▶ [Dataset extract]
---*---

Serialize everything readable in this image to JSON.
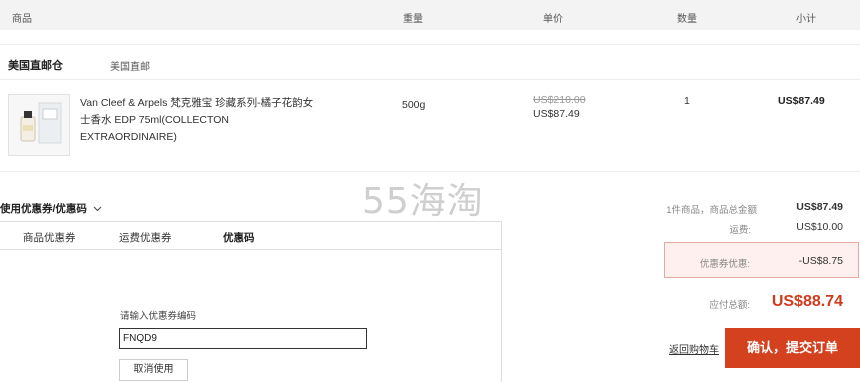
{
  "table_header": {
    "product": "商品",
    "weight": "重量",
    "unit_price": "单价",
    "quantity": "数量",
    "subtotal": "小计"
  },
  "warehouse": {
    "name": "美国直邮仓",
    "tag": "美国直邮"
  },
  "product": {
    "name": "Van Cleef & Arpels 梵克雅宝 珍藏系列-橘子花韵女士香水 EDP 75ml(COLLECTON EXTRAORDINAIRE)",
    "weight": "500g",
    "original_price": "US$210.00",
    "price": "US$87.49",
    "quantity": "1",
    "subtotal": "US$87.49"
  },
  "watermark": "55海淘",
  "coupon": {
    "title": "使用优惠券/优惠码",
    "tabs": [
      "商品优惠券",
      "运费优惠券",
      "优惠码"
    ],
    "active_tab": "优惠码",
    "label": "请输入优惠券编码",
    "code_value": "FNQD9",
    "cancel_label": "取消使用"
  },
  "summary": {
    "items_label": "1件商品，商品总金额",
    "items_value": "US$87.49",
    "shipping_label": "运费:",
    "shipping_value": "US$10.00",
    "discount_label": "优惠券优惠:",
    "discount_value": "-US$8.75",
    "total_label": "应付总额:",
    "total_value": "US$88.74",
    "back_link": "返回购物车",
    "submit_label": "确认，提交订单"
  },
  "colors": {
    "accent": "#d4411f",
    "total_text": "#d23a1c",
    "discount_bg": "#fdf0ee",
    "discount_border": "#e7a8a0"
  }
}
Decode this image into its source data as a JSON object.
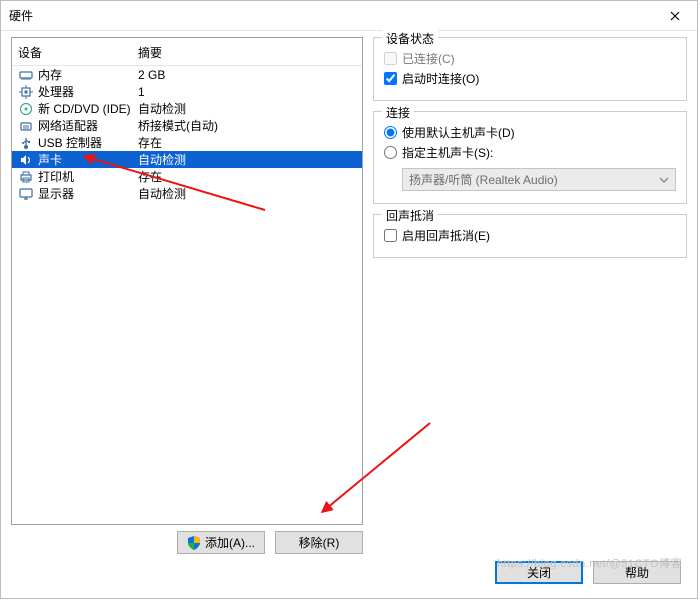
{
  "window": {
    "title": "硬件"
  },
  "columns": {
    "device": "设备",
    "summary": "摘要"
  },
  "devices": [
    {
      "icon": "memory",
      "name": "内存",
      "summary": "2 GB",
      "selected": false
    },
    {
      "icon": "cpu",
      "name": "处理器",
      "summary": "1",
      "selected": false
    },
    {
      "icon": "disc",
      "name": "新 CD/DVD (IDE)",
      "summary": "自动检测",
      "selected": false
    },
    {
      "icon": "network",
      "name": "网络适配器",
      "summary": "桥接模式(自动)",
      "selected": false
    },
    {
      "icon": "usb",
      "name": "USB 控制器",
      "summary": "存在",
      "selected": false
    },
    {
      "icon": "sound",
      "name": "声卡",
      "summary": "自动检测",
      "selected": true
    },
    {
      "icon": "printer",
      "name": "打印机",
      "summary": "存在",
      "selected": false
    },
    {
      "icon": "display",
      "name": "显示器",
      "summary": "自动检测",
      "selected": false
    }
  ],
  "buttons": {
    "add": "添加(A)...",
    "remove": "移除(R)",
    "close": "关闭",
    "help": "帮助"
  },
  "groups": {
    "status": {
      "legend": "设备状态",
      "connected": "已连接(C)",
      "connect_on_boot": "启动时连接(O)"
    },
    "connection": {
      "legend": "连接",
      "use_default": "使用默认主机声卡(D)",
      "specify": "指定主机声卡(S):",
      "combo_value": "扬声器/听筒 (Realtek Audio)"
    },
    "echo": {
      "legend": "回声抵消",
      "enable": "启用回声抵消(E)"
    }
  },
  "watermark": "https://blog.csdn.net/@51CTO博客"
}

---*---

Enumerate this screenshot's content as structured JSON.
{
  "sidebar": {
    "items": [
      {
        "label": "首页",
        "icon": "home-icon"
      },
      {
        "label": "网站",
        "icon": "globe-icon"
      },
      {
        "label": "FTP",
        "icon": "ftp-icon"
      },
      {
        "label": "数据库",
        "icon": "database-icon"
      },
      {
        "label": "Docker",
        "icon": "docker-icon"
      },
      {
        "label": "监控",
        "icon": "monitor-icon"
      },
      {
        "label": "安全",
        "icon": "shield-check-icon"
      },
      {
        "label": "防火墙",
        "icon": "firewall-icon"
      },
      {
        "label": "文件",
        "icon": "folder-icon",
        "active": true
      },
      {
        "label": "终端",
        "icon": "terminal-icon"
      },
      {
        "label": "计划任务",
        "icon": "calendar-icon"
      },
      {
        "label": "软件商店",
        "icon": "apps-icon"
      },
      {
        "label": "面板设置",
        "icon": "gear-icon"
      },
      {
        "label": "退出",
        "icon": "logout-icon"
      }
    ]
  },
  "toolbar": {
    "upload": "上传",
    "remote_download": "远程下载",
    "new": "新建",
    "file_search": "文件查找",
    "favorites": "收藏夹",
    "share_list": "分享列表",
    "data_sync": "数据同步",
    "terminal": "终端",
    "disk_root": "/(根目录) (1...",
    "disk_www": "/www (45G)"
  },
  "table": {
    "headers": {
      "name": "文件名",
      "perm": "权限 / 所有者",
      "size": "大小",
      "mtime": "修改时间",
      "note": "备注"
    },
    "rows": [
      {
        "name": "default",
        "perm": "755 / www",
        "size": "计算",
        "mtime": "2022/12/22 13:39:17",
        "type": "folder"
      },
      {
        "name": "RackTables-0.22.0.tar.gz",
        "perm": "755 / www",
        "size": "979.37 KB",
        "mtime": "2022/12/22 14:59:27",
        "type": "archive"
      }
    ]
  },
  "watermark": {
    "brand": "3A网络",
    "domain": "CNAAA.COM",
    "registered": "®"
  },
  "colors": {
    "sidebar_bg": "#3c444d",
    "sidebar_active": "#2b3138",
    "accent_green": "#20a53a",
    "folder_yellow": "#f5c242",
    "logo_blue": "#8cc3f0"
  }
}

---*---

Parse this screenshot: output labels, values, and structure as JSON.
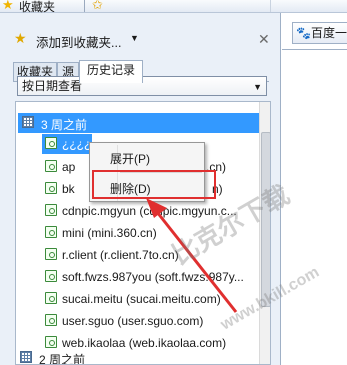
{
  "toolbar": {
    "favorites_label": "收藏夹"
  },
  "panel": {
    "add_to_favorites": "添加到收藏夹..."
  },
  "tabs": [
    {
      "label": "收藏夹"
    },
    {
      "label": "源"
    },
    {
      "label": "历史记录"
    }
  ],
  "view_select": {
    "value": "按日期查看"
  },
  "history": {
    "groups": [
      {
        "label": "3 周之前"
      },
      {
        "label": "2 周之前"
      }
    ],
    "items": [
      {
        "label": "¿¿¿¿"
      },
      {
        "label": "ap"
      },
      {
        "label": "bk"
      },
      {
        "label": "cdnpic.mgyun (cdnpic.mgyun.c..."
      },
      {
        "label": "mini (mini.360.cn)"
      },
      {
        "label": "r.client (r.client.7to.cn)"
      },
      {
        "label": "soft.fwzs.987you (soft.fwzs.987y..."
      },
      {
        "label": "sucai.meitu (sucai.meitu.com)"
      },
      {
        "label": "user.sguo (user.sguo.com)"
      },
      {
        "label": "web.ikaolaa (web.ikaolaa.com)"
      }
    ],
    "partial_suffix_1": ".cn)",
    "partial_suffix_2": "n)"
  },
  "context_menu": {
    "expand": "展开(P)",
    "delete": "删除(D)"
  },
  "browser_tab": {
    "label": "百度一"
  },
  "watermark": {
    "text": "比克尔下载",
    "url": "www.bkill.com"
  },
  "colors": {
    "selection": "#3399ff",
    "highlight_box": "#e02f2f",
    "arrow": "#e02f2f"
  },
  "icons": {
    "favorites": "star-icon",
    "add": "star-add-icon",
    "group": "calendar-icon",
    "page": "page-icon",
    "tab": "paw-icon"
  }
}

---*---

▶ [Given request]
Find all lines where the word "JSON" appears. Copy them.

▶ [Written response]
Serialize everything readable in this image to JSON.
Decode this image into its source data as a JSON object.
Enumerate this screenshot's content as structured JSON.
Parse this screenshot: output labels, values, and structure as JSON.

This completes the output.